# [What you have to do]
Copy out the listing that follows, exact in every word, and skip the images.

# [Raw records]

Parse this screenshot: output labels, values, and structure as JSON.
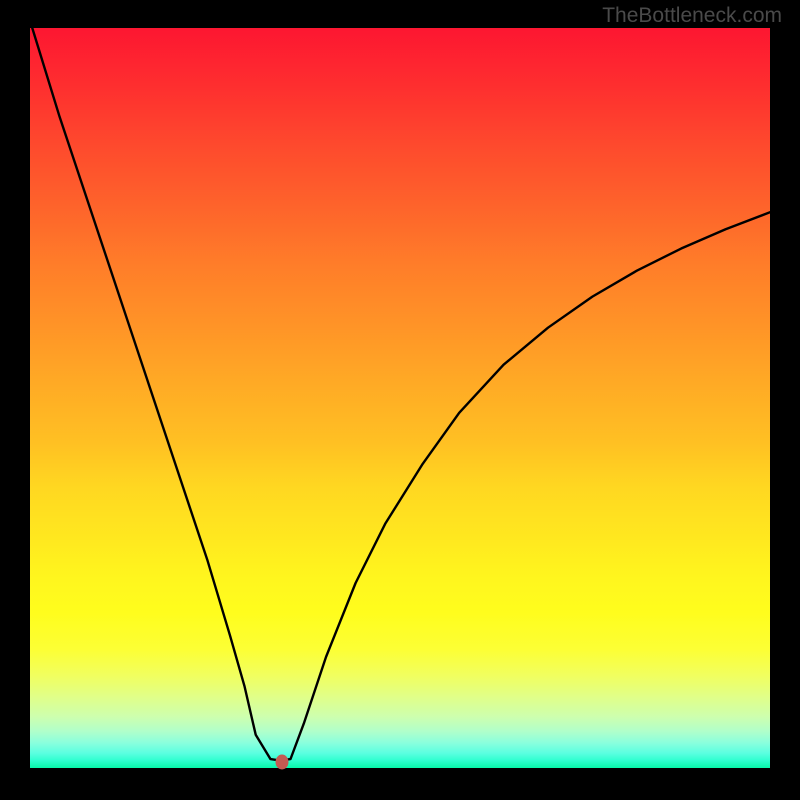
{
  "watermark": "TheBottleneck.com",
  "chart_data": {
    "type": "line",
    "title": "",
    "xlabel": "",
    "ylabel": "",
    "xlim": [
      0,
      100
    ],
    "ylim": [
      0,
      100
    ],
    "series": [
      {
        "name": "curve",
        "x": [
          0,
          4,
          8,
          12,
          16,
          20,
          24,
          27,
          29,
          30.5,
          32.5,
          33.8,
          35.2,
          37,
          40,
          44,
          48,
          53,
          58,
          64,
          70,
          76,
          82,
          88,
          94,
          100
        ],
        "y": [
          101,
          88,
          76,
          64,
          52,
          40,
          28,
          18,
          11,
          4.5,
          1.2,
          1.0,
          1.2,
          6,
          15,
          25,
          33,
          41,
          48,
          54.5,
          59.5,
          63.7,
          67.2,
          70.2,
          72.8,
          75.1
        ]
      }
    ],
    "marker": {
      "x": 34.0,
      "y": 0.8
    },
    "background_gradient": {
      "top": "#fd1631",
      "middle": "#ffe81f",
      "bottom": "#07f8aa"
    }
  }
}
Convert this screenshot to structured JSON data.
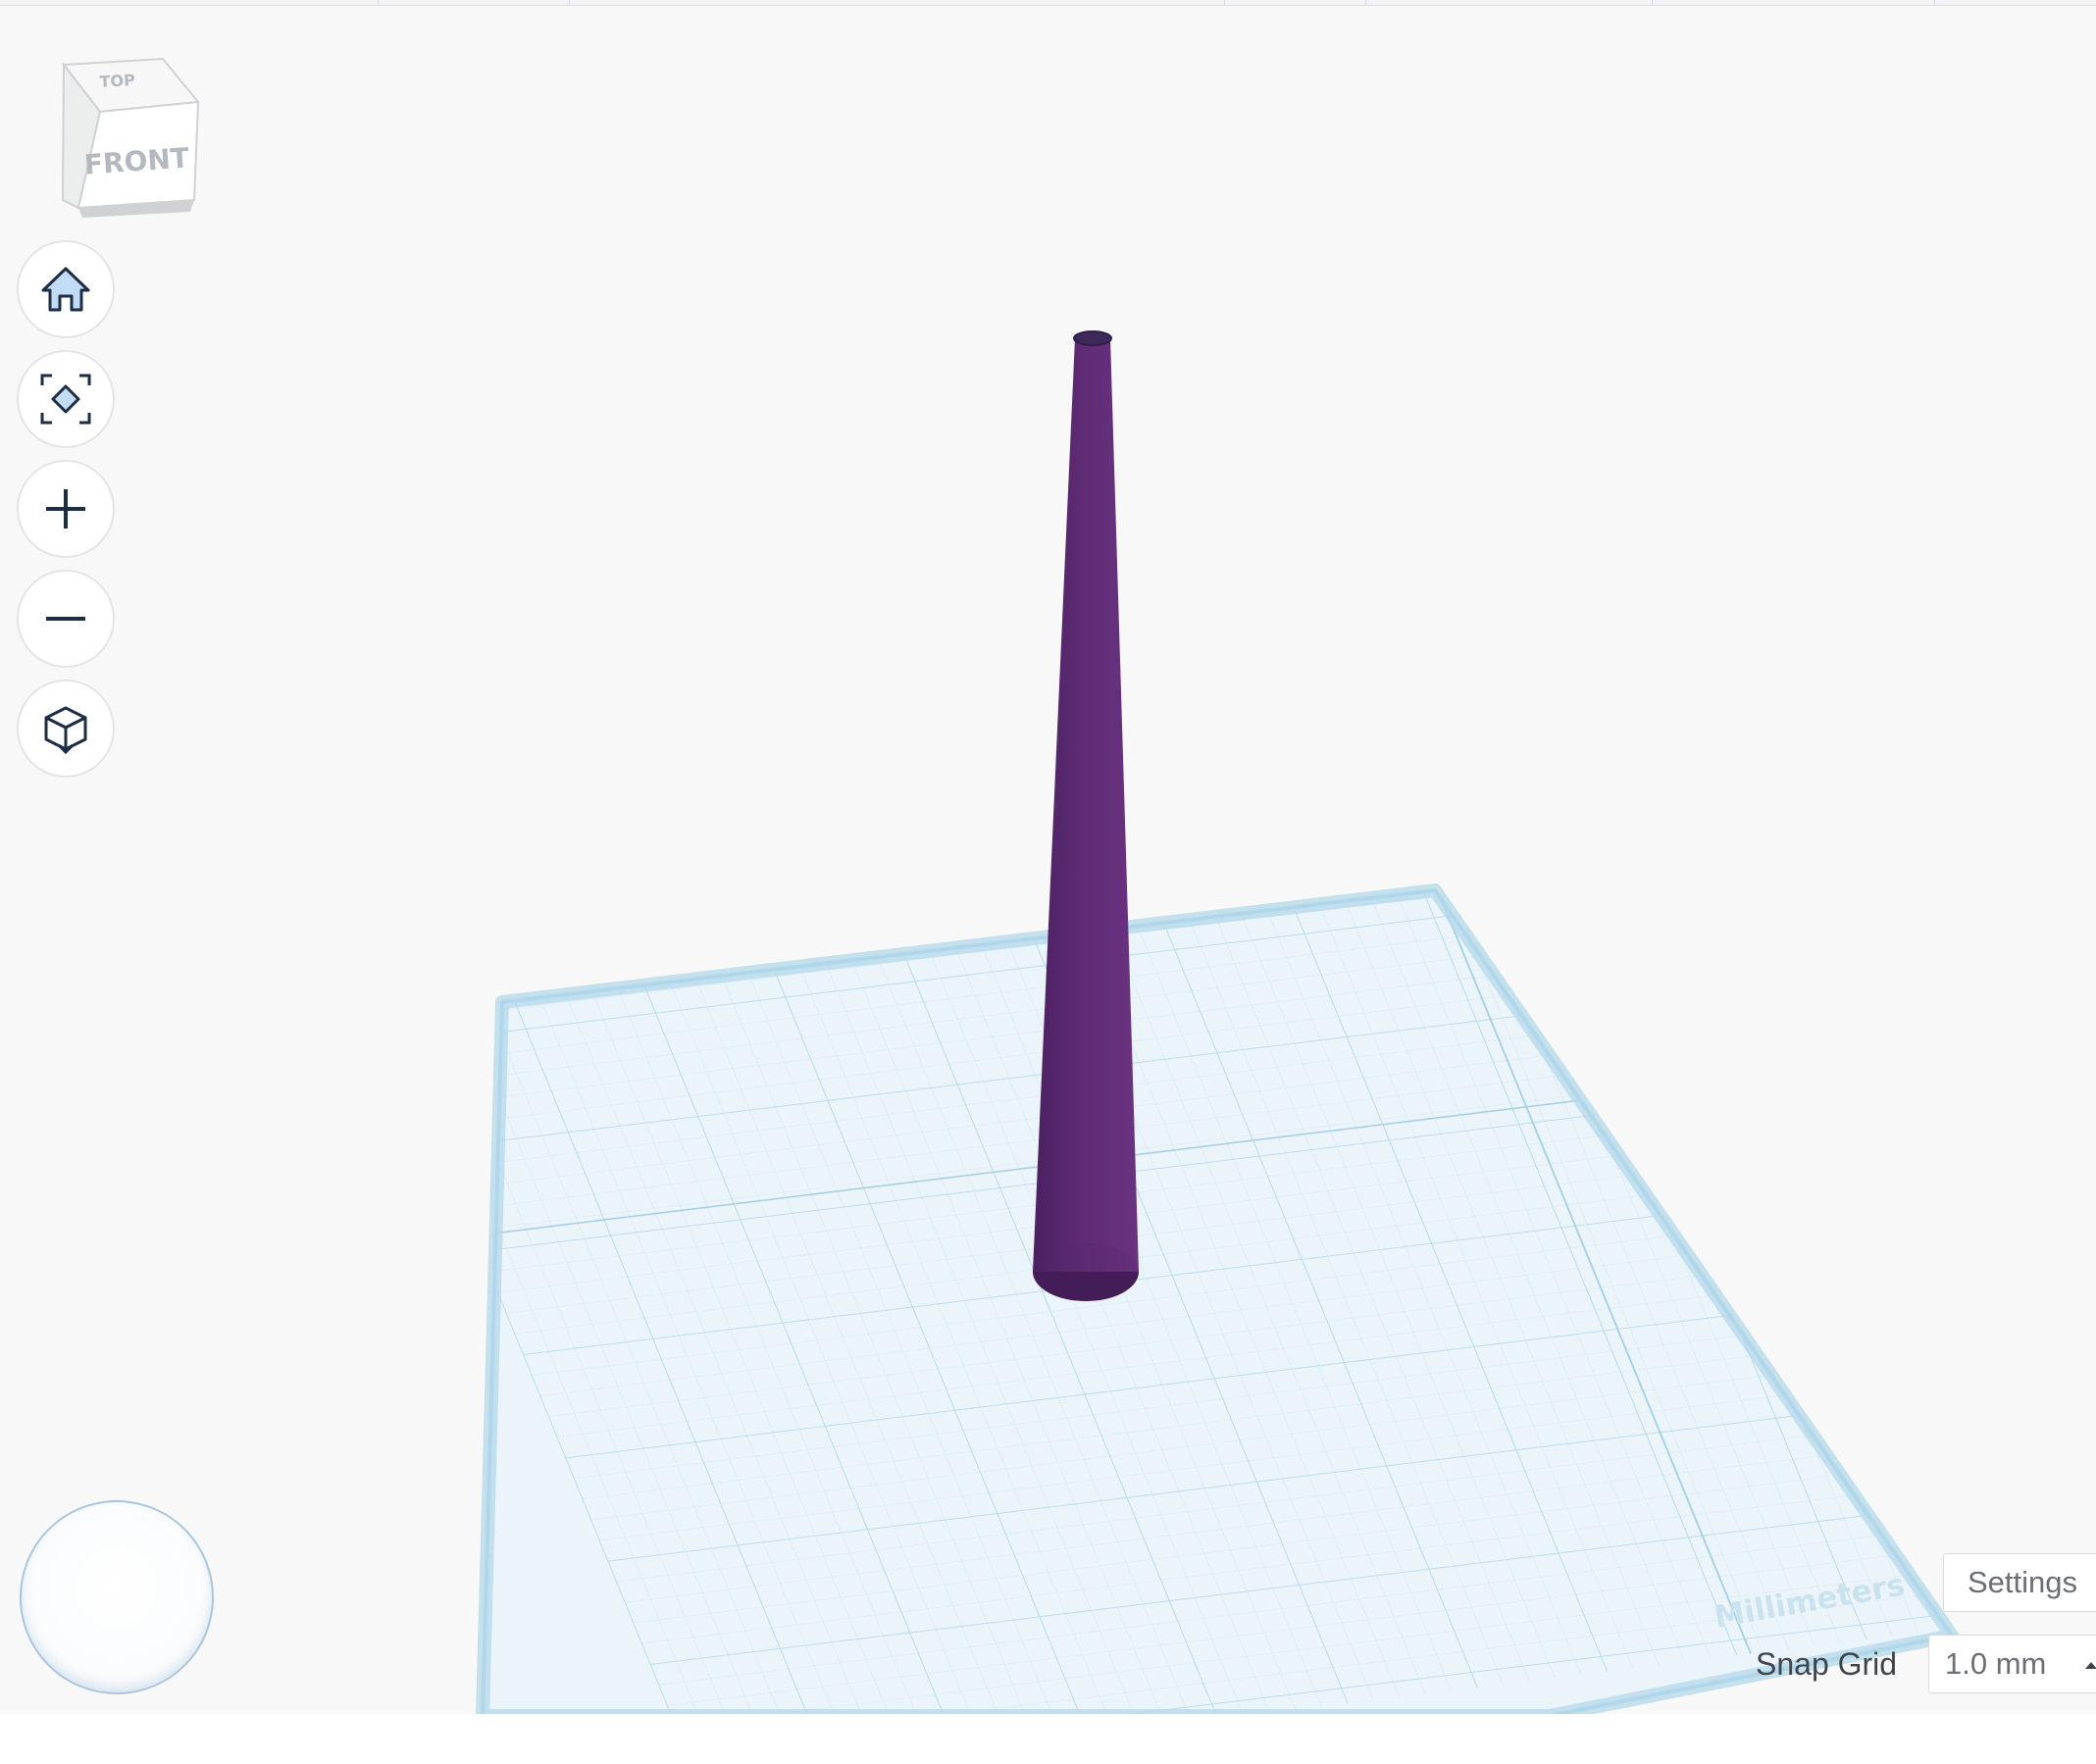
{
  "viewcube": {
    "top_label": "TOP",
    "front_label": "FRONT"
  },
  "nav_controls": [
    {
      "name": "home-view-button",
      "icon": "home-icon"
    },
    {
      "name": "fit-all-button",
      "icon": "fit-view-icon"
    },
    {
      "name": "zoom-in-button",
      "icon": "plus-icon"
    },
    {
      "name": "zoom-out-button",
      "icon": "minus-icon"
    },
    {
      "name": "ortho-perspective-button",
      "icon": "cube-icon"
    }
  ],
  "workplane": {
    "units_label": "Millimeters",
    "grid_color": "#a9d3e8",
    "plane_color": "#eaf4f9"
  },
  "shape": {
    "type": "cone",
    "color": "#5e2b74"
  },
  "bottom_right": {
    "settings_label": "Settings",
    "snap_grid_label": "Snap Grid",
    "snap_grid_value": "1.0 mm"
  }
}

# [Task answer]
Parse this screenshot: output labels, values, and structure as JSON.
{
  "watermark": "TheBottleneck.com",
  "chart_data": {
    "type": "line",
    "title": "",
    "xlabel": "",
    "ylabel": "",
    "xlim": [
      0,
      100
    ],
    "ylim": [
      0,
      100
    ],
    "series": [
      {
        "name": "curve",
        "x": [
          0,
          4,
          8,
          12,
          16,
          20,
          24,
          27,
          29,
          30.5,
          32.5,
          33.8,
          35.2,
          37,
          40,
          44,
          48,
          53,
          58,
          64,
          70,
          76,
          82,
          88,
          94,
          100
        ],
        "y": [
          101,
          88,
          76,
          64,
          52,
          40,
          28,
          18,
          11,
          4.5,
          1.2,
          1.0,
          1.2,
          6,
          15,
          25,
          33,
          41,
          48,
          54.5,
          59.5,
          63.7,
          67.2,
          70.2,
          72.8,
          75.1
        ]
      }
    ],
    "marker": {
      "x": 34.0,
      "y": 0.8
    },
    "background_gradient": {
      "top": "#fd1631",
      "middle": "#ffe81f",
      "bottom": "#07f8aa"
    }
  }
}
Convert this screenshot to structured JSON data.
{
  "viewcube": {
    "top_label": "TOP",
    "front_label": "FRONT"
  },
  "nav_controls": [
    {
      "name": "home-view-button",
      "icon": "home-icon"
    },
    {
      "name": "fit-all-button",
      "icon": "fit-view-icon"
    },
    {
      "name": "zoom-in-button",
      "icon": "plus-icon"
    },
    {
      "name": "zoom-out-button",
      "icon": "minus-icon"
    },
    {
      "name": "ortho-perspective-button",
      "icon": "cube-icon"
    }
  ],
  "workplane": {
    "units_label": "Millimeters",
    "grid_color": "#a9d3e8",
    "plane_color": "#eaf4f9"
  },
  "shape": {
    "type": "cone",
    "color": "#5e2b74"
  },
  "bottom_right": {
    "settings_label": "Settings",
    "snap_grid_label": "Snap Grid",
    "snap_grid_value": "1.0 mm"
  }
}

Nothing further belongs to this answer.